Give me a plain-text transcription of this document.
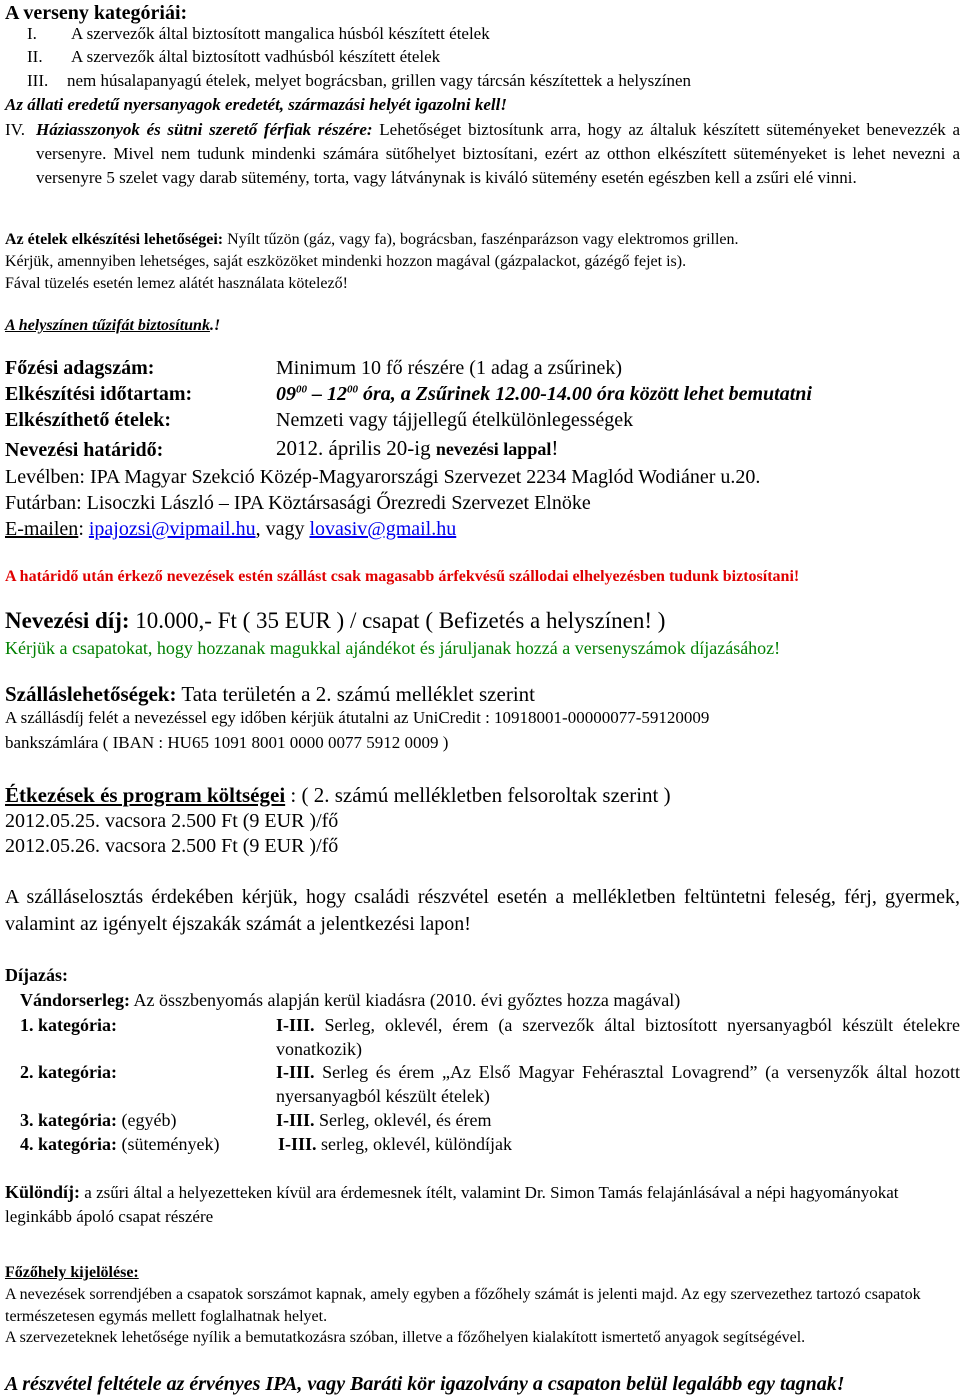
A verseny kategóriái:
I. A szervezők által biztosított mangalica húsból készített ételek
II. A szervezők által biztosított vadhúsból készített ételek
III. nem húsalapanyagú ételek, melyet bográcsban, grillen vagy tárcsán készítettek a helyszínen
Az állati eredetű nyersanyagok eredetét, származási helyét igazolni kell!
IV. Háziasszonyok és sütni szerető férfiak részére: Lehetőséget biztosítunk arra, hogy az általuk készített süteményeket benevezzék a versenyre. Mivel nem tudunk mindenki számára sütőhelyet biztosítani, ezért az otthon elkészített süteményeket is lehet nevezni a versenyre 5 szelet vagy darab sütemény, torta, vagy látványnak is kiváló sütemény esetén egészben kell a zsűri elé vinni.
Az ételek elkészítési lehetőségei: Nyílt tűzön (gáz, vagy fa), bográcsban, faszénparázson vagy elektromos grillen.
Kérjük, amennyiben lehetséges, saját eszközöket mindenki hozzon magával (gázpalackot, gázégő fejet is).
Fával tüzelés esetén lemez alátét használata kötelező!
A helyszínen tűzifát biztosítunk.!
Főzési adagszám:	Minimum 10 fő részére (1 adag a zsűrinek)
Elkészítési időtartam:	$09^{00} - 12^{00}$ óra, a Zsűrinek 12.00-14.00 óra között lehet bemutatni
Elkészíthető ételek:	Nemzeti vagy tájjellegű ételkülönlegességek
Nevezési határidő:	2012. április 20-ig nevezési lappal!
Levélben: IPA Magyar Szekció Közép-Magyarországi Szervezet 2234 Maglód Wodiáner u.20.
Futárban: Lisoczki László – IPA Köztársasági Őrezredi Szervezet Elnöke
E-mailen: ipajozsi@vipmail.hu, vagy lovasiv@gmail.hu
A határidő után érkező nevezések estén szállást csak magasabb árfekvésű szállodai elhelyezésben tudunk biztosítani!
Nevezési díj: 10.000,- Ft ( 35 EUR ) / csapat ( Befizetés a helyszínen! )
Kérjük a csapatokat, hogy hozzanak magukkal ajándékot és járuljanak hozzá a versenyszámok díjazásához!
Szálláslehetőségek: Tata területén a 2. számú melléklet szerint
A szállásdíj felét a nevezéssel egy időben kérjük átutalni az UniCredit : 10918001-00000077-59120009
bankszámlára ( IBAN : HU65 1091 8001 0000 0077 5912 0009 )
Étkezések és program költségei : ( 2. számú mellékletben felsoroltak szerint )
2012.05.25. vacsora 2.500 Ft (9 EUR )/fő
2012.05.26. vacsora 2.500 Ft (9 EUR )/fő
A szálláselosztás érdekében kérjük, hogy családi részvétel esetén a mellékletben feltüntetni feleség, férj, gyermek, valamint az igényelt éjszakák számát a jelentkezési lapon!
Díjazás:
Vándorserleg: Az összbenyomás alapján kerül kiadásra (2010. évi győztes hozza magával)
1. kategória:	I-III. Serleg, oklevél, érem (a szervezők által biztosított nyersanyagból készült ételekre vonatkozik)
2. kategória:	I-III. Serleg és érem „Az Első Magyar Fehérasztal Lovagrend” (a versenyzők által hozott nyersanyagból készült ételek)
3. kategória: (egyéb)	I-III. Serleg, oklevél, és érem
4. kategória: (sütemények)	I-III. serleg, oklevél, különdíjak
Különdíj: a zsűri által a helyezetteken kívül ara érdemesnek ítélt, valamint Dr. Simon Tamás felajánlásával a népi hagyományokat leginkább ápoló csapat részére
Főzőhely kijelölése:
A nevezések sorrendjében a csapatok sorszámot kapnak, amely egyben a főzőhely számát is jelenti majd. Az egy szervezethez tartozó csapatok természetesen egymás mellett foglalhatnak helyet.
A szervezeteknek lehetősége nyílik a bemutatkozásra szóban, illetve a főzőhelyen kialakított ismertető anyagok segítségével.
A részvétel feltétele az érvényes IPA, vagy Baráti kör igazolvány a csapaton belül legalább egy tagnak!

________________

Requirement
List all lines where "készült" occurs.

Worked answer
1. kategória:	I-III. Serleg, oklevél, érem (a szervezők által biztosított nyersanyagból készült ételekre vonatkozik)
2. kategória:	I-III. Serleg és érem „Az Első Magyar Fehérasztal Lovagrend” (a versenyzők által hozott nyersanyagból készült ételek)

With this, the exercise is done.